### SHORT PROBLEM
Each line that includes "this" counts once; give the total and nothing besides.

[Stored data entries]
--- --- ---
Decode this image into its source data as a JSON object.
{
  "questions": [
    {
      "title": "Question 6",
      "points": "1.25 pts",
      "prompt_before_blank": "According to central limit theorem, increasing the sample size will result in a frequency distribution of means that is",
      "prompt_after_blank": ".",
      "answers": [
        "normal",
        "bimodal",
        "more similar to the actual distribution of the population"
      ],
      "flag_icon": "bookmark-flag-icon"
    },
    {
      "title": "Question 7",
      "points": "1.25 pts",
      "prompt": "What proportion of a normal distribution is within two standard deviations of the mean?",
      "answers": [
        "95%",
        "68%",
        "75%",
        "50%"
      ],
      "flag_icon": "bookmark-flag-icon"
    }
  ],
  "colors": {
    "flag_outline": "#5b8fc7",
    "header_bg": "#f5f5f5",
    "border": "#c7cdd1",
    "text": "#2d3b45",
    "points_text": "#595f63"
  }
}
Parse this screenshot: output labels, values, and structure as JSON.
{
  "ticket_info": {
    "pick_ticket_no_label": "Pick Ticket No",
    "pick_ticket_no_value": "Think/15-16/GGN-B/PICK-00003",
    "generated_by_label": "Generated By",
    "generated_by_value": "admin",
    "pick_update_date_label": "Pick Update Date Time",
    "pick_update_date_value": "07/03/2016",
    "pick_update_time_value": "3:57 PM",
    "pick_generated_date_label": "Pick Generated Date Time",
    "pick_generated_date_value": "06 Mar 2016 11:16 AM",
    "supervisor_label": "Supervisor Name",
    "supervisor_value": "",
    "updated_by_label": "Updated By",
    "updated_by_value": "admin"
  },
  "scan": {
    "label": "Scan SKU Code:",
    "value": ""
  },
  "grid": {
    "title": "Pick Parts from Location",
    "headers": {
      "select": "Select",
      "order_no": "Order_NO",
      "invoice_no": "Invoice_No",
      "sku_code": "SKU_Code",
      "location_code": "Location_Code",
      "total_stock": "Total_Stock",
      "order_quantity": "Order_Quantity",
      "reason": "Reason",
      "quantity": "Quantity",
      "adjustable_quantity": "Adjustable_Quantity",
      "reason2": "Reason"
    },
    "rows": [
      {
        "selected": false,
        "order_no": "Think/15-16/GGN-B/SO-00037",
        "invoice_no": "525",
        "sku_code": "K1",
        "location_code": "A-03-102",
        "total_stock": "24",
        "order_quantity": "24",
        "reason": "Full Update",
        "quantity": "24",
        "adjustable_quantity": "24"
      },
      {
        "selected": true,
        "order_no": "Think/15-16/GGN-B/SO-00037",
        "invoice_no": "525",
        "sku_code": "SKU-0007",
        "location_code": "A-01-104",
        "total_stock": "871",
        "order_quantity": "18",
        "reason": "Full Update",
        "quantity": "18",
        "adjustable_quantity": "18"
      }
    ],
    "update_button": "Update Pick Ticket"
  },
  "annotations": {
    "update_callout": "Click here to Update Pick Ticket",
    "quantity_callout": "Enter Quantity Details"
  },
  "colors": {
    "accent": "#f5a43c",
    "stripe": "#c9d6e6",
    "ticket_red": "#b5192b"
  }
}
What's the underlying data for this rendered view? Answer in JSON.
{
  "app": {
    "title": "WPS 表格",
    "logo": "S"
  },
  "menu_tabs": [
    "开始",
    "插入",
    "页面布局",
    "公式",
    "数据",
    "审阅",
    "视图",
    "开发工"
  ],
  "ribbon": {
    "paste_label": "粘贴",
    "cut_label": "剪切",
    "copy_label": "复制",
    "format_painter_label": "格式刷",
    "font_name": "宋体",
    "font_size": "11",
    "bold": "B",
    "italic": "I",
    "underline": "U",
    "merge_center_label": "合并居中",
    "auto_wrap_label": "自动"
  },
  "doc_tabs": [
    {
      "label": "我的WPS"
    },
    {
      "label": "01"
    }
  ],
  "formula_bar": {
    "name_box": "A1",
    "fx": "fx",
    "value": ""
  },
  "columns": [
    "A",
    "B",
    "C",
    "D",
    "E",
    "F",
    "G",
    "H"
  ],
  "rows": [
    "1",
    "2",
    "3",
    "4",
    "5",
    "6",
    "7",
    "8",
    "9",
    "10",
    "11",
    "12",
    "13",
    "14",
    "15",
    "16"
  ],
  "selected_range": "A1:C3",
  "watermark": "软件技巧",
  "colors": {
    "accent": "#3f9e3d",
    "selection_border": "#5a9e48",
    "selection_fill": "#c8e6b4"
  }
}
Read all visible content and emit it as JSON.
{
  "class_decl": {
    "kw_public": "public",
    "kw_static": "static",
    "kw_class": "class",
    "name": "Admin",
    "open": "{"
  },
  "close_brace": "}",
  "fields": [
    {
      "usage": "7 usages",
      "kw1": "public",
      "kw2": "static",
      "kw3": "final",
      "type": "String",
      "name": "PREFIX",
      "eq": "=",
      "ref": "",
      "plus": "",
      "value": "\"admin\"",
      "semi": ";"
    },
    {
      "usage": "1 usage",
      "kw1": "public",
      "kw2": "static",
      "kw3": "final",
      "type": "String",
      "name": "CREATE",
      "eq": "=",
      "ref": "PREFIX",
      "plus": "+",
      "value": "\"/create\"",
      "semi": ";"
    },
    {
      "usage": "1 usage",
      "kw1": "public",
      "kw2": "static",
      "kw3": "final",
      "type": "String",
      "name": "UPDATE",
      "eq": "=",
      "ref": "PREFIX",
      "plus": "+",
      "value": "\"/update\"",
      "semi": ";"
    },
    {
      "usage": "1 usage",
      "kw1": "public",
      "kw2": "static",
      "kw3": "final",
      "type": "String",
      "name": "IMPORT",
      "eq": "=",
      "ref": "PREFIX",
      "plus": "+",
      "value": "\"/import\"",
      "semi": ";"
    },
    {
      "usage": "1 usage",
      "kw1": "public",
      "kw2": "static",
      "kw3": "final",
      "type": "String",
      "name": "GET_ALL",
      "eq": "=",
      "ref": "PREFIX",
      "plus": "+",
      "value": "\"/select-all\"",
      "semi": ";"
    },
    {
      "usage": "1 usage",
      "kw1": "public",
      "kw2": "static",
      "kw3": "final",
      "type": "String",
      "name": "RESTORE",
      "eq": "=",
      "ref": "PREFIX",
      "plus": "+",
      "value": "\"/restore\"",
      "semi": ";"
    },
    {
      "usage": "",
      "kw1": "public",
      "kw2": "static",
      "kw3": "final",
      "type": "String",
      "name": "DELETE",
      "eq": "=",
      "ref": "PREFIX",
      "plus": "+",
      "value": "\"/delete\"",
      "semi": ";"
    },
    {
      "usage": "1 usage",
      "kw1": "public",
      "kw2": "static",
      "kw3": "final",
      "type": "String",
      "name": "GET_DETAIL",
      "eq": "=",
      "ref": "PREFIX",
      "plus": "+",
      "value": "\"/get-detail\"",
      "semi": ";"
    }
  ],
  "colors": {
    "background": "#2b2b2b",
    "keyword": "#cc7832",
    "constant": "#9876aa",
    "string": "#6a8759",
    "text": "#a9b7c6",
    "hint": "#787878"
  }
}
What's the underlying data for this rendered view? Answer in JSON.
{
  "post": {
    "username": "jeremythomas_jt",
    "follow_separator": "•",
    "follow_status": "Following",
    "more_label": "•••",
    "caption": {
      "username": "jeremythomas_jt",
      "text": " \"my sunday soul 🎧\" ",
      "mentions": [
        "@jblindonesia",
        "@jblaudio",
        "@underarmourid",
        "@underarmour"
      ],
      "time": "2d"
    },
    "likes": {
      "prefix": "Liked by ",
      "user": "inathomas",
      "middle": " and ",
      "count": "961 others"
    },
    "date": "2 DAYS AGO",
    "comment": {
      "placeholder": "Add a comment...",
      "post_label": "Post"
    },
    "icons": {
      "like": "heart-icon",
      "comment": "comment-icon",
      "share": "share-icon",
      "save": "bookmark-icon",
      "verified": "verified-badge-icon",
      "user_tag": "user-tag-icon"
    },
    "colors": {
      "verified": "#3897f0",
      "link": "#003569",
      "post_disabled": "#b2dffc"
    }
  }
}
--- --- ---
### RESPONSE BELOW
4